Report how many lines contain the word "xlabel", with no other text.

■ ■ ■ ■

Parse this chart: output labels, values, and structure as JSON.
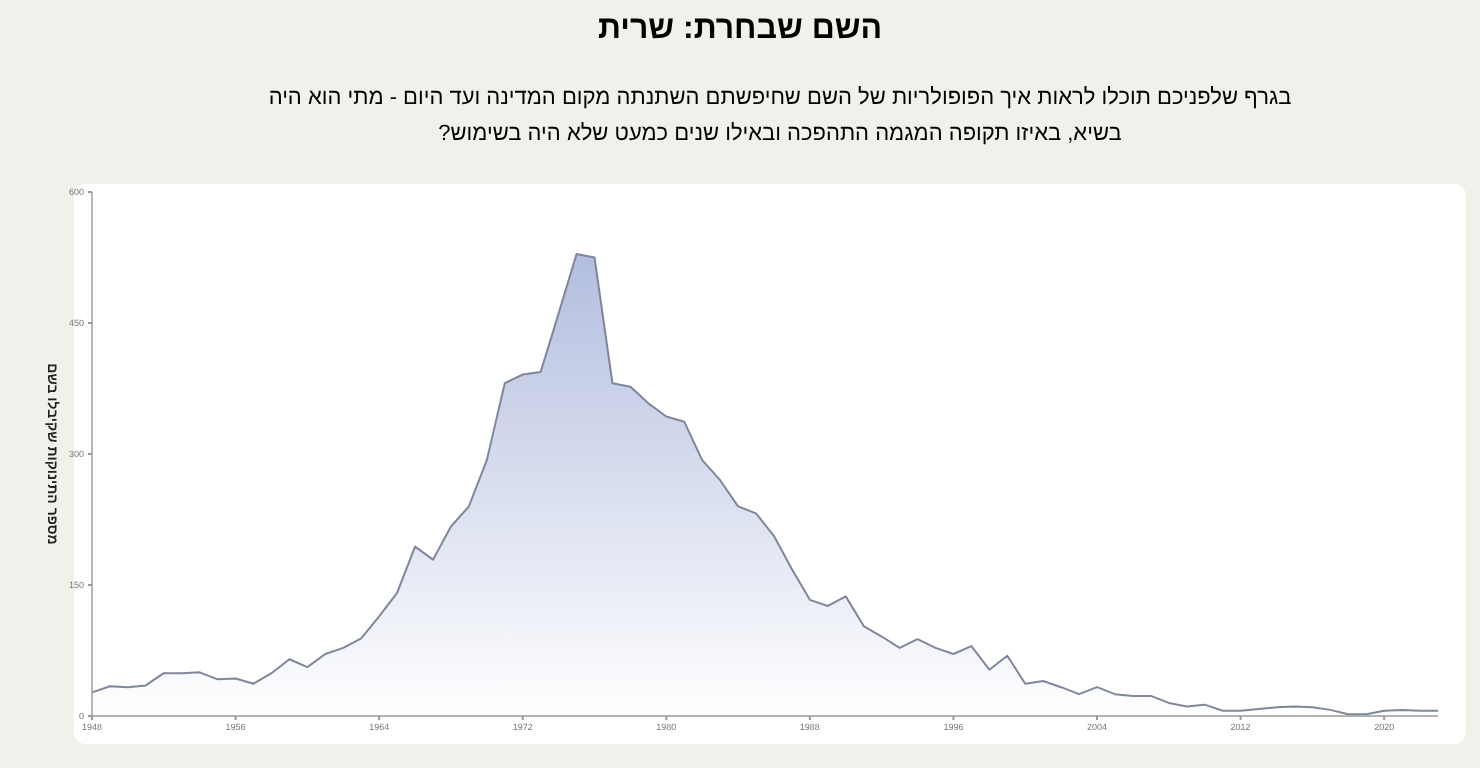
{
  "chart_data": {
    "type": "area",
    "title": "השם שבחרת: **שרית**",
    "subtitle": "בגרף שלפניכם תוכלו לראות איך הפופולריות של השם שחיפשתם השתנתה מקום המדינה ועד היום - מתי הוא היה בשיא, באיזו תקופה המגמה התהפכה ובאילו שנים כמעט שלא היה בשימוש?",
    "ylabel": "מספר התינוקות שקיבלו בשם",
    "x": [
      1948,
      1949,
      1950,
      1951,
      1952,
      1953,
      1954,
      1955,
      1956,
      1957,
      1958,
      1959,
      1960,
      1961,
      1962,
      1963,
      1964,
      1965,
      1966,
      1967,
      1968,
      1969,
      1970,
      1971,
      1972,
      1973,
      1974,
      1975,
      1976,
      1977,
      1978,
      1979,
      1980,
      1981,
      1982,
      1983,
      1984,
      1985,
      1986,
      1987,
      1988,
      1989,
      1990,
      1991,
      1992,
      1993,
      1994,
      1995,
      1996,
      1997,
      1998,
      1999,
      2000,
      2001,
      2002,
      2003,
      2004,
      2005,
      2006,
      2007,
      2008,
      2009,
      2010,
      2011,
      2012,
      2013,
      2014,
      2015,
      2016,
      2017,
      2018,
      2019,
      2020,
      2021,
      2022,
      2023
    ],
    "values": [
      27,
      34,
      33,
      35,
      49,
      49,
      50,
      42,
      43,
      37,
      49,
      65,
      56,
      71,
      78,
      89,
      114,
      141,
      194,
      179,
      217,
      240,
      293,
      381,
      391,
      394,
      461,
      529,
      525,
      381,
      377,
      358,
      343,
      337,
      293,
      270,
      240,
      232,
      206,
      168,
      133,
      126,
      137,
      103,
      91,
      78,
      88,
      78,
      71,
      80,
      53,
      69,
      37,
      40,
      33,
      25,
      33,
      25,
      23,
      23,
      15,
      11,
      13,
      6,
      6,
      8,
      10,
      11,
      10,
      7,
      2,
      2,
      6,
      7,
      6,
      6
    ],
    "color": "#b3bedf",
    "xlim": [
      1948,
      2023
    ],
    "ylim": [
      0,
      600
    ],
    "xticks": [
      1948,
      1956,
      1964,
      1972,
      1980,
      1988,
      1996,
      2004,
      2012,
      2020
    ],
    "yticks": [
      0,
      150,
      300,
      450,
      600
    ],
    "grid": false,
    "marker": "none",
    "line_style": "solid"
  }
}
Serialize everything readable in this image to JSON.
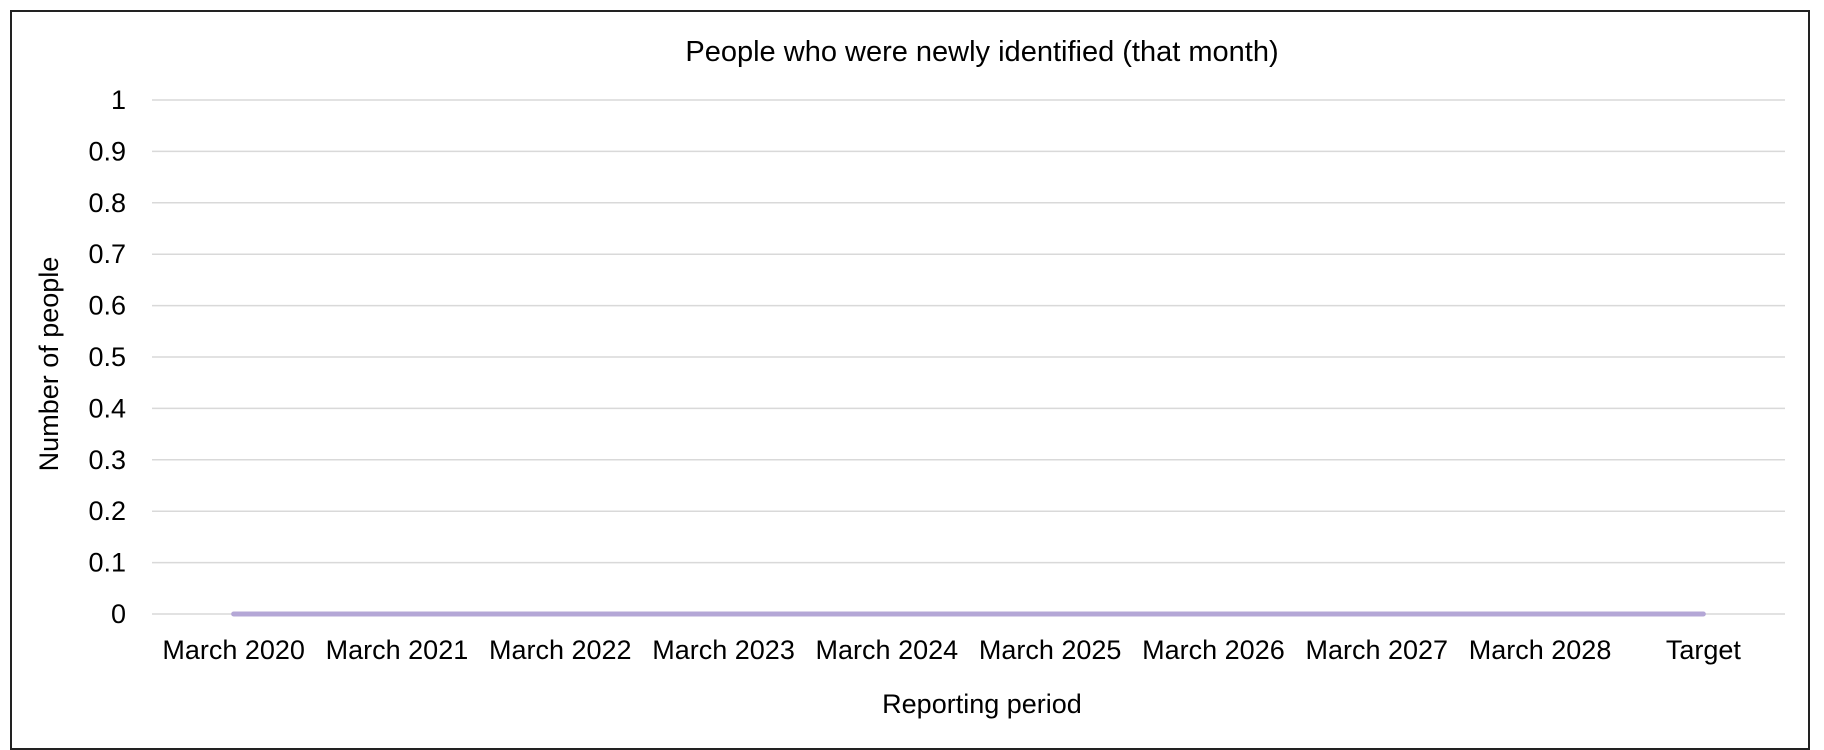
{
  "chart_data": {
    "type": "line",
    "title": "People who were newly identified (that month)",
    "xlabel": "Reporting period",
    "ylabel": "Number of people",
    "categories": [
      "March 2020",
      "March 2021",
      "March 2022",
      "March 2023",
      "March 2024",
      "March 2025",
      "March 2026",
      "March 2027",
      "March 2028",
      "Target"
    ],
    "series": [
      {
        "values": [
          0,
          0,
          0,
          0,
          0,
          0,
          0,
          0,
          0,
          0
        ],
        "color": "#b4a7d6"
      }
    ],
    "y_ticks": [
      "0",
      "0.1",
      "0.2",
      "0.3",
      "0.4",
      "0.5",
      "0.6",
      "0.7",
      "0.8",
      "0.9",
      "1"
    ],
    "ylim": [
      0,
      1
    ],
    "grid": true,
    "gridline_color": "#d9d9d9",
    "legend": "none"
  }
}
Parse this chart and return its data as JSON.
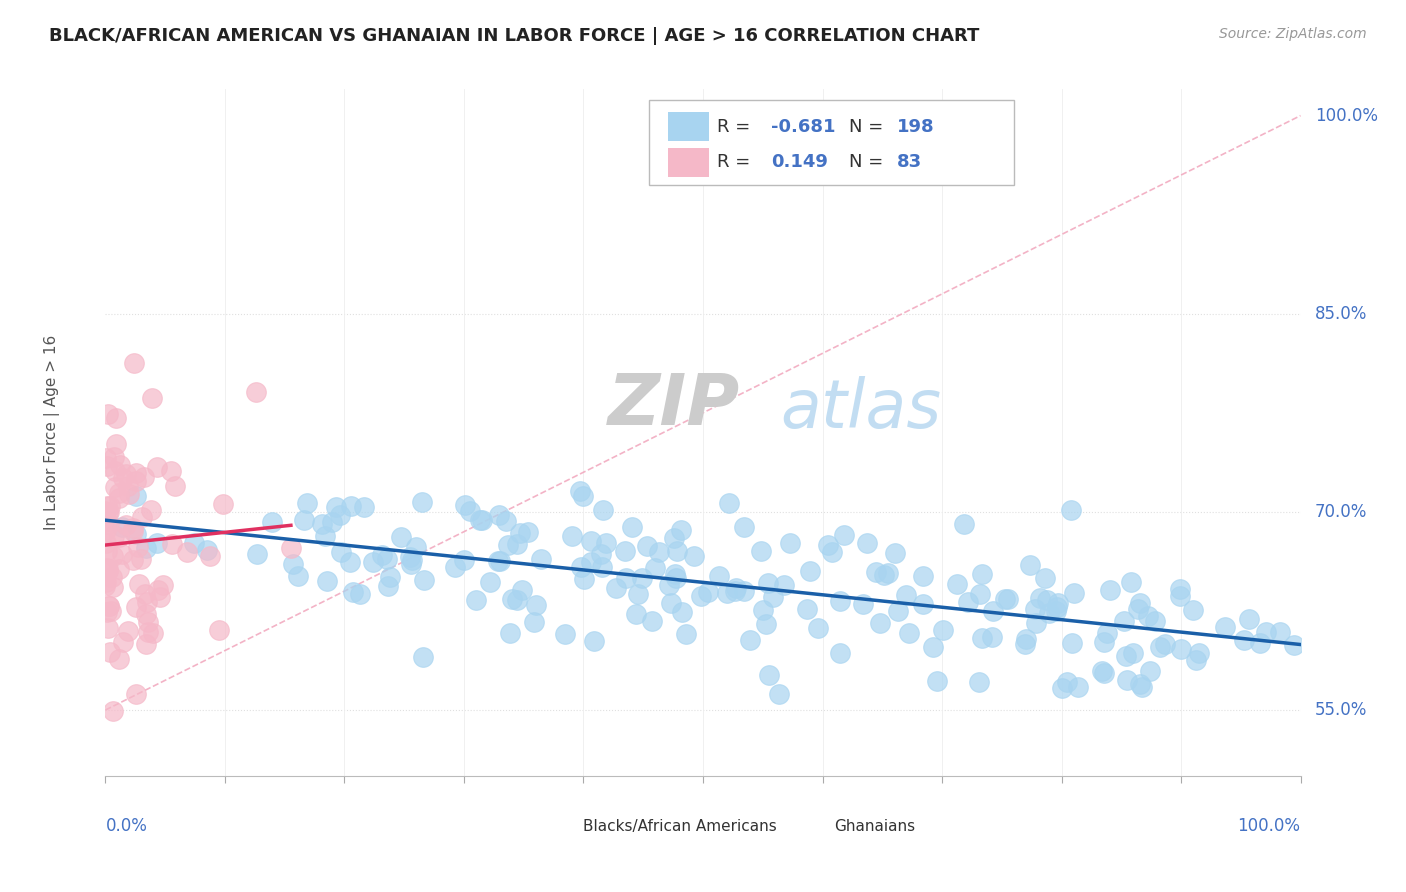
{
  "title": "BLACK/AFRICAN AMERICAN VS GHANAIAN IN LABOR FORCE | AGE > 16 CORRELATION CHART",
  "source_text": "Source: ZipAtlas.com",
  "ylabel": "In Labor Force | Age > 16",
  "ylabel_right_labels": [
    "55.0%",
    "70.0%",
    "85.0%",
    "100.0%"
  ],
  "ylabel_right_values": [
    0.55,
    0.7,
    0.85,
    1.0
  ],
  "legend_blue_R": "-0.681",
  "legend_blue_N": "198",
  "legend_pink_R": "0.149",
  "legend_pink_N": "83",
  "blue_color": "#a8d4f0",
  "pink_color": "#f5b8c8",
  "blue_line_color": "#1a5fa8",
  "pink_line_color": "#e03060",
  "ref_line_color": "#f0a0b8",
  "grid_color": "#e0e0e0",
  "ymin": 0.5,
  "ymax": 1.02,
  "xmin": 0.0,
  "xmax": 1.0
}
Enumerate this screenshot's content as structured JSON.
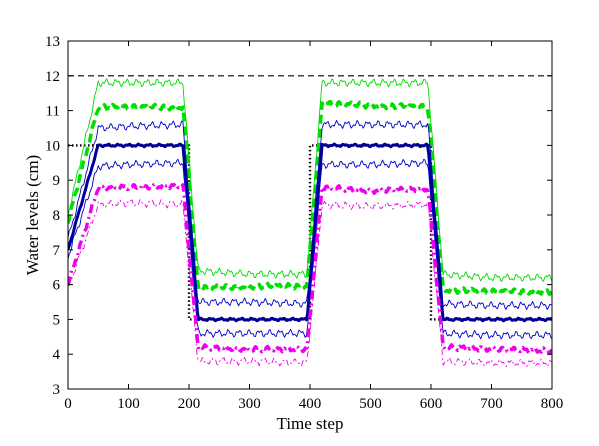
{
  "chart_data": {
    "type": "line",
    "title": "",
    "xlabel": "Time step",
    "ylabel": "Water levels (cm)",
    "xlim": [
      0,
      800
    ],
    "ylim": [
      3,
      13
    ],
    "xticks": [
      0,
      100,
      200,
      300,
      400,
      500,
      600,
      700,
      800
    ],
    "yticks": [
      3,
      4,
      5,
      6,
      7,
      8,
      9,
      10,
      11,
      12,
      13
    ],
    "grid": false,
    "legend": "none",
    "series": [
      {
        "key": "upper_limit",
        "style": "dashed",
        "color": "#000000",
        "points": [
          [
            0,
            12
          ],
          [
            800,
            12
          ]
        ]
      },
      {
        "key": "reference",
        "style": "dotted",
        "color": "#000000",
        "points": [
          [
            0,
            10
          ],
          [
            200,
            10
          ],
          [
            200,
            5
          ],
          [
            400,
            5
          ],
          [
            400,
            10
          ],
          [
            600,
            10
          ],
          [
            600,
            5
          ],
          [
            800,
            5
          ]
        ]
      },
      {
        "key": "green_upper",
        "style": "thin",
        "color": "#00dd00",
        "points": [
          [
            0,
            8.0
          ],
          [
            50,
            11.8
          ],
          [
            100,
            11.8
          ],
          [
            190,
            11.8
          ],
          [
            215,
            6.4
          ],
          [
            300,
            6.3
          ],
          [
            395,
            6.3
          ],
          [
            420,
            11.8
          ],
          [
            500,
            11.8
          ],
          [
            595,
            11.8
          ],
          [
            620,
            6.3
          ],
          [
            700,
            6.2
          ],
          [
            800,
            6.2
          ]
        ]
      },
      {
        "key": "green_mean",
        "style": "bold-dashed",
        "color": "#00dd00",
        "points": [
          [
            0,
            7.8
          ],
          [
            50,
            11.1
          ],
          [
            100,
            11.1
          ],
          [
            190,
            11.1
          ],
          [
            215,
            5.9
          ],
          [
            300,
            5.95
          ],
          [
            395,
            5.95
          ],
          [
            420,
            11.2
          ],
          [
            500,
            11.15
          ],
          [
            595,
            11.1
          ],
          [
            620,
            5.85
          ],
          [
            700,
            5.8
          ],
          [
            800,
            5.8
          ]
        ]
      },
      {
        "key": "blue_upper",
        "style": "thin",
        "color": "#0000cc",
        "points": [
          [
            0,
            7.3
          ],
          [
            50,
            10.5
          ],
          [
            100,
            10.55
          ],
          [
            190,
            10.6
          ],
          [
            215,
            5.5
          ],
          [
            300,
            5.5
          ],
          [
            395,
            5.45
          ],
          [
            420,
            10.6
          ],
          [
            500,
            10.6
          ],
          [
            595,
            10.6
          ],
          [
            620,
            5.45
          ],
          [
            700,
            5.4
          ],
          [
            800,
            5.4
          ]
        ]
      },
      {
        "key": "blue_mean",
        "style": "solid-bold",
        "color": "#000099",
        "points": [
          [
            0,
            7.0
          ],
          [
            50,
            10.0
          ],
          [
            100,
            10.0
          ],
          [
            190,
            10.0
          ],
          [
            215,
            5.0
          ],
          [
            300,
            5.0
          ],
          [
            395,
            5.0
          ],
          [
            420,
            10.0
          ],
          [
            500,
            10.0
          ],
          [
            595,
            10.0
          ],
          [
            620,
            5.0
          ],
          [
            700,
            5.0
          ],
          [
            800,
            5.0
          ]
        ]
      },
      {
        "key": "blue_lower",
        "style": "thin",
        "color": "#0000cc",
        "points": [
          [
            0,
            6.8
          ],
          [
            50,
            9.4
          ],
          [
            100,
            9.45
          ],
          [
            190,
            9.5
          ],
          [
            215,
            4.6
          ],
          [
            300,
            4.6
          ],
          [
            395,
            4.6
          ],
          [
            420,
            9.45
          ],
          [
            500,
            9.45
          ],
          [
            595,
            9.5
          ],
          [
            620,
            4.6
          ],
          [
            700,
            4.55
          ],
          [
            800,
            4.55
          ]
        ]
      },
      {
        "key": "magenta_mean",
        "style": "bold-dashdot",
        "color": "#ee00ee",
        "points": [
          [
            0,
            6.0
          ],
          [
            50,
            8.8
          ],
          [
            100,
            8.8
          ],
          [
            190,
            8.85
          ],
          [
            215,
            4.2
          ],
          [
            300,
            4.15
          ],
          [
            395,
            4.15
          ],
          [
            420,
            8.8
          ],
          [
            500,
            8.7
          ],
          [
            595,
            8.75
          ],
          [
            620,
            4.2
          ],
          [
            700,
            4.15
          ],
          [
            800,
            4.1
          ]
        ]
      },
      {
        "key": "magenta_lower",
        "style": "thin-dashdot",
        "color": "#ee00ee",
        "points": [
          [
            0,
            5.9
          ],
          [
            50,
            8.3
          ],
          [
            100,
            8.35
          ],
          [
            190,
            8.3
          ],
          [
            215,
            3.8
          ],
          [
            300,
            3.8
          ],
          [
            395,
            3.75
          ],
          [
            420,
            8.3
          ],
          [
            500,
            8.25
          ],
          [
            595,
            8.3
          ],
          [
            620,
            3.8
          ],
          [
            700,
            3.75
          ],
          [
            800,
            3.75
          ]
        ]
      }
    ]
  }
}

■ ■ ■ ■

RESPONSE: 2